## Begin Input data
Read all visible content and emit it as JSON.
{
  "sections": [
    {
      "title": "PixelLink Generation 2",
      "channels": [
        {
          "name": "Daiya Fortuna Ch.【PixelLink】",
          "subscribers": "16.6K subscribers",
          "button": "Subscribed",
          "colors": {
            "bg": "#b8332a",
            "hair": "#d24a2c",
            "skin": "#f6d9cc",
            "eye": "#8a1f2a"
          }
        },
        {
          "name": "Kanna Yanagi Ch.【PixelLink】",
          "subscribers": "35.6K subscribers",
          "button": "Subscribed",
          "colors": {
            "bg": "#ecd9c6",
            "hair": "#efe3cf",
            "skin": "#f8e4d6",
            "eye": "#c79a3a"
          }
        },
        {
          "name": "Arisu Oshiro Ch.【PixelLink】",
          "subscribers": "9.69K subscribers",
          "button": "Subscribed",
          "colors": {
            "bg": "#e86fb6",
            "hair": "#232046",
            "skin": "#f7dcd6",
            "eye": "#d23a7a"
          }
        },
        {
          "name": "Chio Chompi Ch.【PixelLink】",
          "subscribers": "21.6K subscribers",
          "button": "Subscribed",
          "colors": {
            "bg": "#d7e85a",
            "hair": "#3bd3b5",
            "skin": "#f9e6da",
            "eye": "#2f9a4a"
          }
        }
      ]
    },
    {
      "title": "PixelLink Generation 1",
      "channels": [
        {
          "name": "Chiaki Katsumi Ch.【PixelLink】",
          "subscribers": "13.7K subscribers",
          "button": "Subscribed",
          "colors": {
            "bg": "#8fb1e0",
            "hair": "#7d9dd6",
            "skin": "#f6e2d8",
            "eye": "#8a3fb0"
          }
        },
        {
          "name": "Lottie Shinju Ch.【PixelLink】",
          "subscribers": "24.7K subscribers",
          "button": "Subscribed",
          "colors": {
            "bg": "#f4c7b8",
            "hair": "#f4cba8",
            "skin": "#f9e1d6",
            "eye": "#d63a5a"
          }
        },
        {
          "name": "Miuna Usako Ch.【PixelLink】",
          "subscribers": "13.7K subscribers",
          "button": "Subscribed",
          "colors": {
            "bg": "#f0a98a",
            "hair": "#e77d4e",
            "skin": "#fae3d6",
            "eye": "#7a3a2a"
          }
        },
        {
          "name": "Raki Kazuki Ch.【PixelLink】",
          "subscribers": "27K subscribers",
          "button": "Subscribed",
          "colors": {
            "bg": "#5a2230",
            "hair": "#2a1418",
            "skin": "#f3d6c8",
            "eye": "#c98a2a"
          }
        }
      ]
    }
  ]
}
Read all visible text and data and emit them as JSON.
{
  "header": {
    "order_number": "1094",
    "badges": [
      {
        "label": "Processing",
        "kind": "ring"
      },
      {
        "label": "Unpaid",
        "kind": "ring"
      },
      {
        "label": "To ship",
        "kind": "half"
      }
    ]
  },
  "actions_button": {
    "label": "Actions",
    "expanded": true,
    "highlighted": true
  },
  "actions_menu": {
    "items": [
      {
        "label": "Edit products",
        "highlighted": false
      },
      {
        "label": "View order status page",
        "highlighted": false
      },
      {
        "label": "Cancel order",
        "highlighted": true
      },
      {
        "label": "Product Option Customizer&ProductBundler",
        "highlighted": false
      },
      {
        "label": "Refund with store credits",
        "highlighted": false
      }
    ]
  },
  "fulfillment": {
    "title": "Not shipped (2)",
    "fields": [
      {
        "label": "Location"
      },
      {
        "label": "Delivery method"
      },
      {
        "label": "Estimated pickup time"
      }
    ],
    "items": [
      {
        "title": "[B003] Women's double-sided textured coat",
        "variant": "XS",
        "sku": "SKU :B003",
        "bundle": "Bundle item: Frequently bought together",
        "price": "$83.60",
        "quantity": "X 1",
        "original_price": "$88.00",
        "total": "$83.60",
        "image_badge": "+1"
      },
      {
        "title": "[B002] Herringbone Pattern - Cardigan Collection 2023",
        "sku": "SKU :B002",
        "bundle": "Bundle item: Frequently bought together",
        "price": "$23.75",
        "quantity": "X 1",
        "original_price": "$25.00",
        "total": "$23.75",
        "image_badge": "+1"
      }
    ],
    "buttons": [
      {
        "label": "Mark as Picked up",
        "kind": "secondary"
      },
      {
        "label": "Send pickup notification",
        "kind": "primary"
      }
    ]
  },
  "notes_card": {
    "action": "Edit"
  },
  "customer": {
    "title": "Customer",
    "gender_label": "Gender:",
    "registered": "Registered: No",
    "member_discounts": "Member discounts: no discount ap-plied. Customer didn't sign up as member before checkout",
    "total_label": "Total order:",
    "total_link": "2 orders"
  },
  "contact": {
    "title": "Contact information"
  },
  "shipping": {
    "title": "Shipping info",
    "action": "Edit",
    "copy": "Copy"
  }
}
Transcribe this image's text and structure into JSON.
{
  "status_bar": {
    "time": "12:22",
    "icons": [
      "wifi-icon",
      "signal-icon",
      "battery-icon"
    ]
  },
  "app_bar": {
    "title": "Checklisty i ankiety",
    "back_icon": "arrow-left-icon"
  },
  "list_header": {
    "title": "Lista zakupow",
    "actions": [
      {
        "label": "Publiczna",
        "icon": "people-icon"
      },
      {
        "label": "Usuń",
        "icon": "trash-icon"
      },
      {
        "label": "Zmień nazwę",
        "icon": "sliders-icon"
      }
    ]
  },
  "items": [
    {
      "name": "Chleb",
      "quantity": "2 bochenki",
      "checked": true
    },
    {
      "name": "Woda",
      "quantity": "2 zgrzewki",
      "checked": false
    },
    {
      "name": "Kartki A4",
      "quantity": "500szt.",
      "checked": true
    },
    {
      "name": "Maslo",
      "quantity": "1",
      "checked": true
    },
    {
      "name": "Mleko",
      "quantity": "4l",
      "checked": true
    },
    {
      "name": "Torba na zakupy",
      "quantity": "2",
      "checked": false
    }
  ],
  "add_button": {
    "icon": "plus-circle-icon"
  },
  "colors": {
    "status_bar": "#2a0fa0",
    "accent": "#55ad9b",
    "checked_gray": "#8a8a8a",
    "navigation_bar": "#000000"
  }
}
## End Input data
**Set exercise:** Extract the full listing above without alteration.

**Final answer:**
Read all visible content and emit it as JSON.
{
  "sections": [
    {
      "title": "PixelLink Generation 2",
      "channels": [
        {
          "name": "Daiya Fortuna Ch.【PixelLink】",
          "subscribers": "16.6K subscribers",
          "button": "Subscribed",
          "colors": {
            "bg": "#b8332a",
            "hair": "#d24a2c",
            "skin": "#f6d9cc",
            "eye": "#8a1f2a"
          }
        },
        {
          "name": "Kanna Yanagi Ch.【PixelLink】",
          "subscribers": "35.6K subscribers",
          "button": "Subscribed",
          "colors": {
            "bg": "#ecd9c6",
            "hair": "#efe3cf",
            "skin": "#f8e4d6",
            "eye": "#c79a3a"
          }
        },
        {
          "name": "Arisu Oshiro Ch.【PixelLink】",
          "subscribers": "9.69K subscribers",
          "button": "Subscribed",
          "colors": {
            "bg": "#e86fb6",
            "hair": "#232046",
            "skin": "#f7dcd6",
            "eye": "#d23a7a"
          }
        },
        {
          "name": "Chio Chompi Ch.【PixelLink】",
          "subscribers": "21.6K subscribers",
          "button": "Subscribed",
          "colors": {
            "bg": "#d7e85a",
            "hair": "#3bd3b5",
            "skin": "#f9e6da",
            "eye": "#2f9a4a"
          }
        }
      ]
    },
    {
      "title": "PixelLink Generation 1",
      "channels": [
        {
          "name": "Chiaki Katsumi Ch.【PixelLink】",
          "subscribers": "13.7K subscribers",
          "button": "Subscribed",
          "colors": {
            "bg": "#8fb1e0",
            "hair": "#7d9dd6",
            "skin": "#f6e2d8",
            "eye": "#8a3fb0"
          }
        },
        {
          "name": "Lottie Shinju Ch.【PixelLink】",
          "subscribers": "24.7K subscribers",
          "button": "Subscribed",
          "colors": {
            "bg": "#f4c7b8",
            "hair": "#f4cba8",
            "skin": "#f9e1d6",
            "eye": "#d63a5a"
          }
        },
        {
          "name": "Miuna Usako Ch.【PixelLink】",
          "subscribers": "13.7K subscribers",
          "button": "Subscribed",
          "colors": {
            "bg": "#f0a98a",
            "hair": "#e77d4e",
            "skin": "#fae3d6",
            "eye": "#7a3a2a"
          }
        },
        {
          "name": "Raki Kazuki Ch.【PixelLink】",
          "subscribers": "27K subscribers",
          "button": "Subscribed",
          "colors": {
            "bg": "#5a2230",
            "hair": "#2a1418",
            "skin": "#f3d6c8",
            "eye": "#c98a2a"
          }
        }
      ]
    }
  ]
}
Read all visible text and data and emit them as JSON.
{
  "header": {
    "order_number": "1094",
    "badges": [
      {
        "label": "Processing",
        "kind": "ring"
      },
      {
        "label": "Unpaid",
        "kind": "ring"
      },
      {
        "label": "To ship",
        "kind": "half"
      }
    ]
  },
  "actions_button": {
    "label": "Actions",
    "expanded": true,
    "highlighted": true
  },
  "actions_menu": {
    "items": [
      {
        "label": "Edit products",
        "highlighted": false
      },
      {
        "label": "View order status page",
        "highlighted": false
      },
      {
        "label": "Cancel order",
        "highlighted": true
      },
      {
        "label": "Product Option Customizer&ProductBundler",
        "highlighted": false
      },
      {
        "label": "Refund with store credits",
        "highlighted": false
      }
    ]
  },
  "fulfillment": {
    "title": "Not shipped (2)",
    "fields": [
      {
        "label": "Location"
      },
      {
        "label": "Delivery method"
      },
      {
        "label": "Estimated pickup time"
      }
    ],
    "items": [
      {
        "title": "[B003] Women's double-sided textured coat",
        "variant": "XS",
        "sku": "SKU :B003",
        "bundle": "Bundle item: Frequently bought together",
        "price": "$83.60",
        "quantity": "X 1",
        "original_price": "$88.00",
        "total": "$83.60",
        "image_badge": "+1"
      },
      {
        "title": "[B002] Herringbone Pattern - Cardigan Collection 2023",
        "sku": "SKU :B002",
        "bundle": "Bundle item: Frequently bought together",
        "price": "$23.75",
        "quantity": "X 1",
        "original_price": "$25.00",
        "total": "$23.75",
        "image_badge": "+1"
      }
    ],
    "buttons": [
      {
        "label": "Mark as Picked up",
        "kind": "secondary"
      },
      {
        "label": "Send pickup notification",
        "kind": "primary"
      }
    ]
  },
  "notes_card": {
    "action": "Edit"
  },
  "customer": {
    "title": "Customer",
    "gender_label": "Gender:",
    "registered": "Registered: No",
    "member_discounts": "Member discounts: no discount ap-plied. Customer didn't sign up as member before checkout",
    "total_label": "Total order:",
    "total_link": "2 orders"
  },
  "contact": {
    "title": "Contact information"
  },
  "shipping": {
    "title": "Shipping info",
    "action": "Edit",
    "copy": "Copy"
  }
}
Transcribe this image's text and structure into JSON.
{
  "status_bar": {
    "time": "12:22",
    "icons": [
      "wifi-icon",
      "signal-icon",
      "battery-icon"
    ]
  },
  "app_bar": {
    "title": "Checklisty i ankiety",
    "back_icon": "arrow-left-icon"
  },
  "list_header": {
    "title": "Lista zakupow",
    "actions": [
      {
        "label": "Publiczna",
        "icon": "people-icon"
      },
      {
        "label": "Usuń",
        "icon": "trash-icon"
      },
      {
        "label": "Zmień nazwę",
        "icon": "sliders-icon"
      }
    ]
  },
  "items": [
    {
      "name": "Chleb",
      "quantity": "2 bochenki",
      "checked": true
    },
    {
      "name": "Woda",
      "quantity": "2 zgrzewki",
      "checked": false
    },
    {
      "name": "Kartki A4",
      "quantity": "500szt.",
      "checked": true
    },
    {
      "name": "Maslo",
      "quantity": "1",
      "checked": true
    },
    {
      "name": "Mleko",
      "quantity": "4l",
      "checked": true
    },
    {
      "name": "Torba na zakupy",
      "quantity": "2",
      "checked": false
    }
  ],
  "add_button": {
    "icon": "plus-circle-icon"
  },
  "colors": {
    "status_bar": "#2a0fa0",
    "accent": "#55ad9b",
    "checked_gray": "#8a8a8a",
    "navigation_bar": "#000000"
  }
}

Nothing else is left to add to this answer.